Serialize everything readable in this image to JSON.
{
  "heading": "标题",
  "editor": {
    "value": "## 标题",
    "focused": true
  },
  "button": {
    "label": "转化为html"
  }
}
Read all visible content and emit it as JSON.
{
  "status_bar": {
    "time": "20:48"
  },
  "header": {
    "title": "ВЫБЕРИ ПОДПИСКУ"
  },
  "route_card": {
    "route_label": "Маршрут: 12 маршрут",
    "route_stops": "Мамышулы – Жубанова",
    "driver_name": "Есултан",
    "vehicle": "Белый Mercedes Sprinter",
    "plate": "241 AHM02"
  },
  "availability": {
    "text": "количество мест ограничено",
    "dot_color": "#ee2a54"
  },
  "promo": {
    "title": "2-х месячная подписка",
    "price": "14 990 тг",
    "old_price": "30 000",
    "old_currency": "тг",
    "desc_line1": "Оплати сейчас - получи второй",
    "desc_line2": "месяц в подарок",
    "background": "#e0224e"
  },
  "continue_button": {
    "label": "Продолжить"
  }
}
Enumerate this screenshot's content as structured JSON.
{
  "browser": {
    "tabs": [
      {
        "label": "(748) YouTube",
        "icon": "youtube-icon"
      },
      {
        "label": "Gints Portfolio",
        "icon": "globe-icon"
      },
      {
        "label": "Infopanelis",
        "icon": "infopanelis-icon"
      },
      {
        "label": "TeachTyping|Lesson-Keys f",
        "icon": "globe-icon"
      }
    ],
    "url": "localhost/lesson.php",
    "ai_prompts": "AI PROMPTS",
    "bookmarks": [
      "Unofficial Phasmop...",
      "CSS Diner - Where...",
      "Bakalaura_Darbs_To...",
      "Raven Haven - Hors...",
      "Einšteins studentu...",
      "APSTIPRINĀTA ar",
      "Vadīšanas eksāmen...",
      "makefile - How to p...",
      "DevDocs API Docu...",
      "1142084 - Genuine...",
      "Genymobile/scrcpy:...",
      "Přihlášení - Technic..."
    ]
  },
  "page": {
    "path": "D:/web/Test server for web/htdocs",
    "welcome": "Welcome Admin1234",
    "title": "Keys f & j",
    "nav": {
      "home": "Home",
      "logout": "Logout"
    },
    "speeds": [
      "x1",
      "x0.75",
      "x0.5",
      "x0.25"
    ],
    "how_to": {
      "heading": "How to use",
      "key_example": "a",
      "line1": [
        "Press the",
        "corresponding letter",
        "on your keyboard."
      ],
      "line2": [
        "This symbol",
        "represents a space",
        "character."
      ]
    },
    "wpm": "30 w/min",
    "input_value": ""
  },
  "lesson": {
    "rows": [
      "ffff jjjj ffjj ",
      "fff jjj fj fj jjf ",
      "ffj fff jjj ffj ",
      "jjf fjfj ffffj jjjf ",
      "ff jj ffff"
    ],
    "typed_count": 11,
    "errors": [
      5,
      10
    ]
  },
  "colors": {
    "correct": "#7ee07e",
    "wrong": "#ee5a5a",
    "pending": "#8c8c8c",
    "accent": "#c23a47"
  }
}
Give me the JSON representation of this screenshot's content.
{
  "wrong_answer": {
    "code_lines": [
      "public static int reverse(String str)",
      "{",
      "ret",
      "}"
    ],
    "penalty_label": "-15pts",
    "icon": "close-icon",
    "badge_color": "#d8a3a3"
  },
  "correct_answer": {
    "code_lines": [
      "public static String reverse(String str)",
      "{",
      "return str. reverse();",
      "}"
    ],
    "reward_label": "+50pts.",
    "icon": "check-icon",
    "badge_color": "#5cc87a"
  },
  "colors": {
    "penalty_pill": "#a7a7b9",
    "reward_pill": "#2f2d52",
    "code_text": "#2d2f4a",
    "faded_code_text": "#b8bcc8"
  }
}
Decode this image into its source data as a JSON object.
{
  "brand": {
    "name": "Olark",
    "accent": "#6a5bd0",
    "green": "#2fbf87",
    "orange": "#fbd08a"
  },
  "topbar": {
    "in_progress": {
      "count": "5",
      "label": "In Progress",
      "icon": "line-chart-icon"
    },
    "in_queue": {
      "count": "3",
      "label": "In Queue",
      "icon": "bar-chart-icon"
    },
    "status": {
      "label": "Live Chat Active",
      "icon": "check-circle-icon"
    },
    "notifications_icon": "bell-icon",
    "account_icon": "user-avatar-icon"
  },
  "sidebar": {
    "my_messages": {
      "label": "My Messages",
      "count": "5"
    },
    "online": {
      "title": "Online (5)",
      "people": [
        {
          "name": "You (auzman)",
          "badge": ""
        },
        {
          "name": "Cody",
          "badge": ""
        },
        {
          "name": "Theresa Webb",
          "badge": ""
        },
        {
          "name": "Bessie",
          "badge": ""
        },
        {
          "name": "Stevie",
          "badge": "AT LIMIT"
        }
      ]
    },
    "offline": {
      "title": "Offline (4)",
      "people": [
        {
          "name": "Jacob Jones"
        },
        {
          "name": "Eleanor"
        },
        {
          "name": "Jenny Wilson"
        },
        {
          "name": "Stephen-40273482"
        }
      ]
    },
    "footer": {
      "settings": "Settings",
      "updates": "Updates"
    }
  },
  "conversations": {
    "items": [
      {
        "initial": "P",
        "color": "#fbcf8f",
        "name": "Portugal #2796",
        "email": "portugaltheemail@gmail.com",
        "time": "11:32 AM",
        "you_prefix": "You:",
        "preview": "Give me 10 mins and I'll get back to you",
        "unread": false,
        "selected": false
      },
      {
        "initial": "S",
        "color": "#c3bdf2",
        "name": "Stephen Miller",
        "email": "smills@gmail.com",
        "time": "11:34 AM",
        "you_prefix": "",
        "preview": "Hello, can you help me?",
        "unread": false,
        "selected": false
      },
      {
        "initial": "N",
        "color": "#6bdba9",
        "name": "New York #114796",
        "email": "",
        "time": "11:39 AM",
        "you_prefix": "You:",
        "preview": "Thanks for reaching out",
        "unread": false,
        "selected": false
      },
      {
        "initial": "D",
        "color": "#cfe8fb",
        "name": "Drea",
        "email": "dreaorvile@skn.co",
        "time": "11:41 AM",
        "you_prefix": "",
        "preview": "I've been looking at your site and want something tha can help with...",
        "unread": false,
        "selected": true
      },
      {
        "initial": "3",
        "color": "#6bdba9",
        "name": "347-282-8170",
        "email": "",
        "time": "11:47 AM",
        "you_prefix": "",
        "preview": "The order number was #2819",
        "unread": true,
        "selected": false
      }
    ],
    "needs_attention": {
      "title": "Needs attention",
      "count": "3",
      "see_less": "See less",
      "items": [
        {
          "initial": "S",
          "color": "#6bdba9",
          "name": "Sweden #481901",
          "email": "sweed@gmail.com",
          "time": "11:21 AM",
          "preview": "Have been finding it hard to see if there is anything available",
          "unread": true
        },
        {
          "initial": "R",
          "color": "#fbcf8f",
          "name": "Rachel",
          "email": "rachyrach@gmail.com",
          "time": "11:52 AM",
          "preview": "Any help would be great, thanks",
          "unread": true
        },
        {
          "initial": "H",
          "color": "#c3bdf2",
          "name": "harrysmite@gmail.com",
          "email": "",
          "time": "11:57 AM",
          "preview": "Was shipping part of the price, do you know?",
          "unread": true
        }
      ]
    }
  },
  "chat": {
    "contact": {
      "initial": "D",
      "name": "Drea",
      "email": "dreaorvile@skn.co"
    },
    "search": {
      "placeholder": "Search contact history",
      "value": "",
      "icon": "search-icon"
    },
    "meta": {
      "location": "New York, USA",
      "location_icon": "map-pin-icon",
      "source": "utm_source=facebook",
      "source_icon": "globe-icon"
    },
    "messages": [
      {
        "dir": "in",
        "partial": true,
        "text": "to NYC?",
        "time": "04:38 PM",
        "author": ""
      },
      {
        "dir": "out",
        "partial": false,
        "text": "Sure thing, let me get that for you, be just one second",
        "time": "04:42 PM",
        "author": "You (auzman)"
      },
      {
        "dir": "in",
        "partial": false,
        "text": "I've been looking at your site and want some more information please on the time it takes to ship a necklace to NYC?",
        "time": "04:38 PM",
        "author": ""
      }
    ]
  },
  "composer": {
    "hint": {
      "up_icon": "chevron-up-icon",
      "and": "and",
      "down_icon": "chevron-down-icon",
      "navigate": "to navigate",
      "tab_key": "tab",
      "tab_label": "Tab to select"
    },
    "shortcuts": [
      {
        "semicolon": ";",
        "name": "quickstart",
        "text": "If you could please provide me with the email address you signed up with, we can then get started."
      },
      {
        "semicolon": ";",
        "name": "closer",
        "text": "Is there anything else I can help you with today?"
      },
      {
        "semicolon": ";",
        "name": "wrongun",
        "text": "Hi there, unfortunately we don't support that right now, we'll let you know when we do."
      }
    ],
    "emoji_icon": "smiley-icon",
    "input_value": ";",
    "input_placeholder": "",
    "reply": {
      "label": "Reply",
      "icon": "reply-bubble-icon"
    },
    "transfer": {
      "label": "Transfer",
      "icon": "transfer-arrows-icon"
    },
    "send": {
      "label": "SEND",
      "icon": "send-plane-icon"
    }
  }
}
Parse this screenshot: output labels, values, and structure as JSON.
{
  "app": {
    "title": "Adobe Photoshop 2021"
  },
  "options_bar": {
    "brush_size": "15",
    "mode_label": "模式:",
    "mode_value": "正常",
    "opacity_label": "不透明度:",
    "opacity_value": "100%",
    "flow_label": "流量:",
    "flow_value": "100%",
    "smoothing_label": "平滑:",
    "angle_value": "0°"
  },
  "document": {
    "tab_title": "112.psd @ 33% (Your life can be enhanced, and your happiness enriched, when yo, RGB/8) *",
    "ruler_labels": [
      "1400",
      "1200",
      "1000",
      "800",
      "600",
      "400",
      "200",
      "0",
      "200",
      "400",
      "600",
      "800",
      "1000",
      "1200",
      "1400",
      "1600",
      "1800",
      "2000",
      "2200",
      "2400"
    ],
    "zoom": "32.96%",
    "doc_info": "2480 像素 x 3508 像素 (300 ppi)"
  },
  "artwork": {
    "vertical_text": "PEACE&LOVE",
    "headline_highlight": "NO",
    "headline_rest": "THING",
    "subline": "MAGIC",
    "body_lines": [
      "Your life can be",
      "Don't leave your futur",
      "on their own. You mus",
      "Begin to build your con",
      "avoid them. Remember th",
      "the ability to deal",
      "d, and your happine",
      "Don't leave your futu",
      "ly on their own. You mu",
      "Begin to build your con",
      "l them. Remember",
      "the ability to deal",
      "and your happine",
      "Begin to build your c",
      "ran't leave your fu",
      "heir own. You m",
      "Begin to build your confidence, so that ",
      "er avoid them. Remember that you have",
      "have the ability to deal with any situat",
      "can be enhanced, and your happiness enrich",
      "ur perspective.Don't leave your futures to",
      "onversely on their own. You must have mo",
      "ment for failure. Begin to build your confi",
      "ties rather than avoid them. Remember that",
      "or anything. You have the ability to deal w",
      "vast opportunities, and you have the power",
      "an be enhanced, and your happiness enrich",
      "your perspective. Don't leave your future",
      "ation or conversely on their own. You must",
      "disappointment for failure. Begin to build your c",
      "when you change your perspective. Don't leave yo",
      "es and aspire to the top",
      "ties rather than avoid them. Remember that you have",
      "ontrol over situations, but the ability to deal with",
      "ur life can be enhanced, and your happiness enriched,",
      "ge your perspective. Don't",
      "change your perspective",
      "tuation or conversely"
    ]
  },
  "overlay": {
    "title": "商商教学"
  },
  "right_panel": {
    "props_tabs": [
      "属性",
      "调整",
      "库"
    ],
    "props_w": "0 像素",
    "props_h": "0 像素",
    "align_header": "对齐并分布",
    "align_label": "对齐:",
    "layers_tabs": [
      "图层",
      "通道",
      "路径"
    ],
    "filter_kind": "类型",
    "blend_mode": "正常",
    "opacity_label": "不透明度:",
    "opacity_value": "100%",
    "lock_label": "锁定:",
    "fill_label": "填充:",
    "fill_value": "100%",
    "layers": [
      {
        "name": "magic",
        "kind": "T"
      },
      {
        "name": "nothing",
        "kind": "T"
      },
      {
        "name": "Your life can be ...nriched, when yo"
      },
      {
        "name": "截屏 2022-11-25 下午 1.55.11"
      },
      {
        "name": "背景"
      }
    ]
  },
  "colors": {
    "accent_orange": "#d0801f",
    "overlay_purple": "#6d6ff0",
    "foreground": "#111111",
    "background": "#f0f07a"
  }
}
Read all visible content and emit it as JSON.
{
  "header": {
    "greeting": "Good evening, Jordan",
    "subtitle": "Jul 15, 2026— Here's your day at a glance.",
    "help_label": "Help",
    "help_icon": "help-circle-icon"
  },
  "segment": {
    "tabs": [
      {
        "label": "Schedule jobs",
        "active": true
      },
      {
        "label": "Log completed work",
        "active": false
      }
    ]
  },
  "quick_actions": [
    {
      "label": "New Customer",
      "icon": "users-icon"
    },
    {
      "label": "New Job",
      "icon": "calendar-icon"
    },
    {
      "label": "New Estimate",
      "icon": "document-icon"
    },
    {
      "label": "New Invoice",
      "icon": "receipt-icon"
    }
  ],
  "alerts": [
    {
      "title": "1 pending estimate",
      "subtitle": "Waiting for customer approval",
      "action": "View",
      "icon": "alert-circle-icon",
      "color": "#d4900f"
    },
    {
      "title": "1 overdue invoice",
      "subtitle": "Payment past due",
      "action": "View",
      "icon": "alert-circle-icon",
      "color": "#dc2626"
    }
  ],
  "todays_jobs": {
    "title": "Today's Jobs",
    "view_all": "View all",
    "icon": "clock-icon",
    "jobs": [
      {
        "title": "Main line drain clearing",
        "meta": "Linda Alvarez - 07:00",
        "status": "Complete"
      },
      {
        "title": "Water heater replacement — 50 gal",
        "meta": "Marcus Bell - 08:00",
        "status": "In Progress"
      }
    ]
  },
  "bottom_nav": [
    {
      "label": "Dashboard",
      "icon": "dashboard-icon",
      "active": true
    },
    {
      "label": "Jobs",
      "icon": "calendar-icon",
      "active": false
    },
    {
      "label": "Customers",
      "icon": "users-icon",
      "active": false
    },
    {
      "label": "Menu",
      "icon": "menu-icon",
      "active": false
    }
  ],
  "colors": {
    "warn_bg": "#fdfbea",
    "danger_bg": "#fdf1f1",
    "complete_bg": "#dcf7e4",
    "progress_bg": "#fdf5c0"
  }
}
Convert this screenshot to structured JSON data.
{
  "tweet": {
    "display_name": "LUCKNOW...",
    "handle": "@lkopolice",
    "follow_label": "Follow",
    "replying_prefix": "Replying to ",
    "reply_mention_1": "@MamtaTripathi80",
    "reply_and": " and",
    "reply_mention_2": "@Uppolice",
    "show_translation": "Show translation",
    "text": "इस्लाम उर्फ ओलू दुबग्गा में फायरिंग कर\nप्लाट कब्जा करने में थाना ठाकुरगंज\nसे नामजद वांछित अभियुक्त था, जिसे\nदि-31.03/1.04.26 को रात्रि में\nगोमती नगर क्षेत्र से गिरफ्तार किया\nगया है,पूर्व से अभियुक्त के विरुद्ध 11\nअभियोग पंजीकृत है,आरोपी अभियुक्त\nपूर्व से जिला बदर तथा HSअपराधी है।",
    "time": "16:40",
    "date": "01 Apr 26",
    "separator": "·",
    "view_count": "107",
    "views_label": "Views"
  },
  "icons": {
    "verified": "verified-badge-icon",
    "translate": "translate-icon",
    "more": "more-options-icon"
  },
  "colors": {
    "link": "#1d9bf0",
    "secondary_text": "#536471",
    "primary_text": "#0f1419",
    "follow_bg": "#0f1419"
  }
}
___
## SET EXERCISE
Where a line holds "when", copy it out.

## RESULT OF THIS TASK
        "text": "Hi there, unfortunately we don't support that right now, we'll let you know when we do."
    "tab_title": "112.psd @ 33% (Your life can be enhanced, and your happiness enriched, when yo, RGB/8) *",
      "when you change your perspective. Don't leave yo",
        "name": "Your life can be ...nriched, when yo"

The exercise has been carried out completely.